The entries below should be output exactly as written.

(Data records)
══════════

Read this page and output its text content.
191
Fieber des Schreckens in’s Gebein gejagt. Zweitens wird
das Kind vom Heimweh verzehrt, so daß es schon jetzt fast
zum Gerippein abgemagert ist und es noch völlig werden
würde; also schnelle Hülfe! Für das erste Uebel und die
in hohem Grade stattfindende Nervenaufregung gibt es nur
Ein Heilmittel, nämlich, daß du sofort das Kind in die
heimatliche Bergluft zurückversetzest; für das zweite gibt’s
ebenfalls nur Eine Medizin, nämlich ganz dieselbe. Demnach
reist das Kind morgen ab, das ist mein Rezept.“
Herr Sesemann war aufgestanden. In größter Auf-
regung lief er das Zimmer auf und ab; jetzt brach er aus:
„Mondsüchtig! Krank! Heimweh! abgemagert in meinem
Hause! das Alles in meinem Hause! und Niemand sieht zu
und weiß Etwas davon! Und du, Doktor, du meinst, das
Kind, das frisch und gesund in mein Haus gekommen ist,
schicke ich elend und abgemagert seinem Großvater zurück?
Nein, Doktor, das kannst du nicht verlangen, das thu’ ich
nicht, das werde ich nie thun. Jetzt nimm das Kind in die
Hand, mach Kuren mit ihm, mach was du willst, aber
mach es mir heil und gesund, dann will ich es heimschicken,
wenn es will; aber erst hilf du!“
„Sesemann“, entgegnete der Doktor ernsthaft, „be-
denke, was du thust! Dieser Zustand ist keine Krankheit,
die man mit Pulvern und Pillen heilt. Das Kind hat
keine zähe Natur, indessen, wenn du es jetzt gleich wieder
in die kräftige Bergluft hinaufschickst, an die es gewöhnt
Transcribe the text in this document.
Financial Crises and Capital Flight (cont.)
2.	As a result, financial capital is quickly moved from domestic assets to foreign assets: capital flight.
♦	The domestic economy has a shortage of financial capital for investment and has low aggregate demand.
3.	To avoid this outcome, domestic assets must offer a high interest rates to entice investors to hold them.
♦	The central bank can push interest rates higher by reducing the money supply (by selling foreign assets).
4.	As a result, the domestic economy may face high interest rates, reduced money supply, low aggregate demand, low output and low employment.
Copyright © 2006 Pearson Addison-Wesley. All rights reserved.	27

══════════

- OUTPUT FOR THIS EXERCISE:
Read this page and output its text content.
191
Fieber des Schreckens in’s Gebein gejagt. Zweitens wird
das Kind vom Heimweh verzehrt, so daß es schon jetzt fast
zum Gerippein abgemagert ist und es noch völlig werden
würde; also schnelle Hülfe! Für das erste Uebel und die
in hohem Grade stattfindende Nervenaufregung gibt es nur
Ein Heilmittel, nämlich, daß du sofort das Kind in die
heimatliche Bergluft zurückversetzest; für das zweite gibt’s
ebenfalls nur Eine Medizin, nämlich ganz dieselbe. Demnach
reist das Kind morgen ab, das ist mein Rezept.“
Herr Sesemann war aufgestanden. In größter Auf-
regung lief er das Zimmer auf und ab; jetzt brach er aus:
„Mondsüchtig! Krank! Heimweh! abgemagert in meinem
Hause! das Alles in meinem Hause! und Niemand sieht zu
und weiß Etwas davon! Und du, Doktor, du meinst, das
Kind, das frisch und gesund in mein Haus gekommen ist,
schicke ich elend und abgemagert seinem Großvater zurück?
Nein, Doktor, das kannst du nicht verlangen, das thu’ ich
nicht, das werde ich nie thun. Jetzt nimm das Kind in die
Hand, mach Kuren mit ihm, mach was du willst, aber
mach es mir heil und gesund, dann will ich es heimschicken,
wenn es will; aber erst hilf du!“
„Sesemann“, entgegnete der Doktor ernsthaft, „be-
denke, was du thust! Dieser Zustand ist keine Krankheit,
die man mit Pulvern und Pillen heilt. Das Kind hat
keine zähe Natur, indessen, wenn du es jetzt gleich wieder
in die kräftige Bergluft hinaufschickst, an die es gewöhnt
Transcribe the text in this document.
Financial Crises and Capital Flight (cont.)
2.	As a result, financial capital is quickly moved from domestic assets to foreign assets: capital flight.
♦	The domestic economy has a shortage of financial capital for investment and has low aggregate demand.
3.	To avoid this outcome, domestic assets must offer a high interest rates to entice investors to hold them.
♦	The central bank can push interest rates higher by reducing the money supply (by selling foreign assets).
4.	As a result, the domestic economy may face high interest rates, reduced money supply, low aggregate demand, low output and low employment.
Copyright © 2006 Pearson Addison-Wesley. All rights reserved.	27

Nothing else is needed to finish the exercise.